— start of Supplied records —

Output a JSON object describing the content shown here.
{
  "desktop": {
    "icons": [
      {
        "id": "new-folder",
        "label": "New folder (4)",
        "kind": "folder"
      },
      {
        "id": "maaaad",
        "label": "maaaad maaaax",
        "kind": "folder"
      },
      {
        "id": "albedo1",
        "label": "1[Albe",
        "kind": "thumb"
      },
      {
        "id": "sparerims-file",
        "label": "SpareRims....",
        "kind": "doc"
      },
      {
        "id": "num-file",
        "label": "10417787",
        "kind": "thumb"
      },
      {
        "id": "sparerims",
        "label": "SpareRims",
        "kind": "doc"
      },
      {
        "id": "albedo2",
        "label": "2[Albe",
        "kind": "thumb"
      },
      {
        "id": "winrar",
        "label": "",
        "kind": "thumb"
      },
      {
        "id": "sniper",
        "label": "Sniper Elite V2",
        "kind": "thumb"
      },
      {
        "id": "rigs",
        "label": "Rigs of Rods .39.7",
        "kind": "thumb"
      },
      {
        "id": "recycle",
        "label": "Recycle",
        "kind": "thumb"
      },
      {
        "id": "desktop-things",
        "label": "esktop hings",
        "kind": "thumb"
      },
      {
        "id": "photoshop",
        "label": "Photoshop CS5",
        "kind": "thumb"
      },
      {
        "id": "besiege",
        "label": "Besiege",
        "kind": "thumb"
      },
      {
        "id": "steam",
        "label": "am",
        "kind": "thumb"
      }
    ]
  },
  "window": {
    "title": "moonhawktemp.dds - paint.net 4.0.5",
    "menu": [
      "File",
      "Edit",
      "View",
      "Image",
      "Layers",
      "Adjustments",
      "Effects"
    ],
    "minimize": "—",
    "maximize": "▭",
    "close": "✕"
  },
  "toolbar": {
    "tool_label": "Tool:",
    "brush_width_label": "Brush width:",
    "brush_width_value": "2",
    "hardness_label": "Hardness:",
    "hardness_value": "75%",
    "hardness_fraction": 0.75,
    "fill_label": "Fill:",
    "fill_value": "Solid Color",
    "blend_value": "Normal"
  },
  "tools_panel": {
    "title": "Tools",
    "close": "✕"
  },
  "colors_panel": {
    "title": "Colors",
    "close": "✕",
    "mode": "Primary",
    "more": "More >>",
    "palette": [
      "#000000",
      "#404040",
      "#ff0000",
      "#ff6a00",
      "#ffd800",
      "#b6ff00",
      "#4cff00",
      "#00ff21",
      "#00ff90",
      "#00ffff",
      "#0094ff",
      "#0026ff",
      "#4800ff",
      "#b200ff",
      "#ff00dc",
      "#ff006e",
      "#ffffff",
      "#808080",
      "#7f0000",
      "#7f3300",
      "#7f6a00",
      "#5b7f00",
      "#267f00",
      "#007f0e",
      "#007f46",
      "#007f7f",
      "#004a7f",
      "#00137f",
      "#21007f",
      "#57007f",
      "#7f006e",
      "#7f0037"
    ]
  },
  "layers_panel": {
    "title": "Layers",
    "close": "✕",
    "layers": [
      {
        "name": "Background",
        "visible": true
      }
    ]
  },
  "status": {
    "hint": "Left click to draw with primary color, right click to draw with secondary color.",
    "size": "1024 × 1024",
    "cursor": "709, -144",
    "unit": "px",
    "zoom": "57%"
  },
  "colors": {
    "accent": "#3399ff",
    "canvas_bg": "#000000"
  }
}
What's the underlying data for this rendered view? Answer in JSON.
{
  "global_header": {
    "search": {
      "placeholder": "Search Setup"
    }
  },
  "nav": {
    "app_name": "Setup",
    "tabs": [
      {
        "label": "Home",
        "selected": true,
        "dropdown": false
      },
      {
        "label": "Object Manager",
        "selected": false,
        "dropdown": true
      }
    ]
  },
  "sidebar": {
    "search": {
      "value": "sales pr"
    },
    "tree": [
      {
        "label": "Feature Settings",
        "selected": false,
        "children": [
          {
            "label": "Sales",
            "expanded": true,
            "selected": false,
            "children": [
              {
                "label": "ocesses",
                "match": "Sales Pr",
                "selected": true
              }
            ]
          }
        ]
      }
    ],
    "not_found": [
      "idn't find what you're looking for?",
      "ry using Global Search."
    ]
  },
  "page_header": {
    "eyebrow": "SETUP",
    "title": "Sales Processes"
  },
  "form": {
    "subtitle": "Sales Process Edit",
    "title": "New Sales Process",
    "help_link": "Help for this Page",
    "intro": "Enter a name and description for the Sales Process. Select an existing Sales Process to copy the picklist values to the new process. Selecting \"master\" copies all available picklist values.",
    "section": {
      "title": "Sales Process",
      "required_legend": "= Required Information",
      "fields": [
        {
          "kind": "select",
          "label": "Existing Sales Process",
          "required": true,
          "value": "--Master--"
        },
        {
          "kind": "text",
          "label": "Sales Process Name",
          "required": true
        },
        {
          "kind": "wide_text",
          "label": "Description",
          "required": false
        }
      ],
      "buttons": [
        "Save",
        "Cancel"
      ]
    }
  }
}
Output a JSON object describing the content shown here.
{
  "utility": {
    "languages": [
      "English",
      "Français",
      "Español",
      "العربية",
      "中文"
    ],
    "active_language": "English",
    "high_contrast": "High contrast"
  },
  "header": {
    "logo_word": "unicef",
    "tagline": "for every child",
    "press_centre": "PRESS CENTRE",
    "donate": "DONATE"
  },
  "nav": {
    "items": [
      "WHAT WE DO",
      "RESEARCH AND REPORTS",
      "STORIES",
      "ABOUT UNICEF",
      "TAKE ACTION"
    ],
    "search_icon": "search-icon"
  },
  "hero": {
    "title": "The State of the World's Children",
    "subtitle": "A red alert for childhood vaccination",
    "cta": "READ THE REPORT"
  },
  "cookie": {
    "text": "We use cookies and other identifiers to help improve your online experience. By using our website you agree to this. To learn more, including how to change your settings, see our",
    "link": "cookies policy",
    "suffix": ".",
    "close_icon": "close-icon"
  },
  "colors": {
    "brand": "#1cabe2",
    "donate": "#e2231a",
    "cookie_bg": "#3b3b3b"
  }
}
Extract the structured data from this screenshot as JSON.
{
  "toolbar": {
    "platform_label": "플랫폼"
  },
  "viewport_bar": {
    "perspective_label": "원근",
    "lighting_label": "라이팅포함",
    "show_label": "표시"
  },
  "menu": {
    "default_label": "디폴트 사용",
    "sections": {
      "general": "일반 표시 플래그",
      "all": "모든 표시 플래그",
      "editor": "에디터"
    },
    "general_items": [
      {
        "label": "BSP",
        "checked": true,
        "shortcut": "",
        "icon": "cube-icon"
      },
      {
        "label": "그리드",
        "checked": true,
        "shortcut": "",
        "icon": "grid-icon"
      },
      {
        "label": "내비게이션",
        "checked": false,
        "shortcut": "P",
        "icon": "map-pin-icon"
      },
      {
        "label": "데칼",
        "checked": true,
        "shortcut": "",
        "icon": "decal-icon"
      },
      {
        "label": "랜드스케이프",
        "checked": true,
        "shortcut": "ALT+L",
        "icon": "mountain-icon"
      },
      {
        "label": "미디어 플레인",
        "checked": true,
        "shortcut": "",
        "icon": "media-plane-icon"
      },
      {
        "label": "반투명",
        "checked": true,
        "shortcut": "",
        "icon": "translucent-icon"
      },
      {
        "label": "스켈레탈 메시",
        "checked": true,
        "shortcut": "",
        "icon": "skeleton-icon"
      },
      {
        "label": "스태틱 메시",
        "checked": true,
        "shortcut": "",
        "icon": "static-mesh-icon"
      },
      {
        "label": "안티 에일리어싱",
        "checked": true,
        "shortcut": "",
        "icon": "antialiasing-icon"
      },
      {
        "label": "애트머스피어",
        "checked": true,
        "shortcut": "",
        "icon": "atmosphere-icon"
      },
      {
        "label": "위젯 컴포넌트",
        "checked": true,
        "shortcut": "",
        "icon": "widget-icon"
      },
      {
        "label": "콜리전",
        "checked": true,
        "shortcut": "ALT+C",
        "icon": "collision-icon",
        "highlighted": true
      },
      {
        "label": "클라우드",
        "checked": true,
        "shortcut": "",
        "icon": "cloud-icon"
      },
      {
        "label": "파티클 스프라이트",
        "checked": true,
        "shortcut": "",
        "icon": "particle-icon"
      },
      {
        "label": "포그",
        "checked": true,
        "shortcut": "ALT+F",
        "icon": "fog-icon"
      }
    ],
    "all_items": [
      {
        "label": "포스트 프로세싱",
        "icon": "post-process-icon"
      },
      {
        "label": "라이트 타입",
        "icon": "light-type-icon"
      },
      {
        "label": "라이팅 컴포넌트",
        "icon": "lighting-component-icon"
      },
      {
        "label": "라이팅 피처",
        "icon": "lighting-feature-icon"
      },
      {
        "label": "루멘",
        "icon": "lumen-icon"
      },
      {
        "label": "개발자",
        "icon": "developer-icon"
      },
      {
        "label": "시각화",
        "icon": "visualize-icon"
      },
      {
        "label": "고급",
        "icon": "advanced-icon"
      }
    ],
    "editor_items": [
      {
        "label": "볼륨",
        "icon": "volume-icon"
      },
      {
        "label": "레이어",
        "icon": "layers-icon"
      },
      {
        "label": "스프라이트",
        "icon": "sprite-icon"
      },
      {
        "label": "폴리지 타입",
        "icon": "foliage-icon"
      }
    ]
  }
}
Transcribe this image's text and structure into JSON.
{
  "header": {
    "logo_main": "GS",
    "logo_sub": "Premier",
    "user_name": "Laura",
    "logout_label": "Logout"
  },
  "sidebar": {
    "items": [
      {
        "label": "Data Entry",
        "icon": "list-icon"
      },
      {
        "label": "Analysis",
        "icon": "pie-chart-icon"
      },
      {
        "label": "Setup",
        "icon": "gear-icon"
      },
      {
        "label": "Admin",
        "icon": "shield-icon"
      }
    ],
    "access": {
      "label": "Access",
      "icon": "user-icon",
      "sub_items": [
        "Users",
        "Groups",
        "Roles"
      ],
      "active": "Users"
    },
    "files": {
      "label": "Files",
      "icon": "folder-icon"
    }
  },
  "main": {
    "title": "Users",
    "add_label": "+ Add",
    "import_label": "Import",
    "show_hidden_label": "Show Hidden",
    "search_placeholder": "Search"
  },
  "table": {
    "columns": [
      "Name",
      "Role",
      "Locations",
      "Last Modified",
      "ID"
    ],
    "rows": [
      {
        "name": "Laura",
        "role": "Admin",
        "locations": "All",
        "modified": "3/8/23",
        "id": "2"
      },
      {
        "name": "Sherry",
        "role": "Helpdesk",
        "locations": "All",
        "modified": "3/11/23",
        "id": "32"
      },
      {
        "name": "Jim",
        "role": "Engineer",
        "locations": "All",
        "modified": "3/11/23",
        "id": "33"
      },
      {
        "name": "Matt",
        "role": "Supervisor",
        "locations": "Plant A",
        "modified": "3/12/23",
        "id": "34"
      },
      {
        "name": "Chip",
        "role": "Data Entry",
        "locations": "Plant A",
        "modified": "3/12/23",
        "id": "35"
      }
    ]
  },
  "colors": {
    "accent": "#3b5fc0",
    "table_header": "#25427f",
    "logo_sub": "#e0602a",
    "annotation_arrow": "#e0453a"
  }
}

— end of Supplied records —

_Written problem:_
Scan the material above. Copy each line that holds the word "more".

_The answer:_
    "more": "More >>",
    "text": "We use cookies and other identifiers to help improve your online experience. By using our website you agree to this. To learn more, including how to change your settings, see our",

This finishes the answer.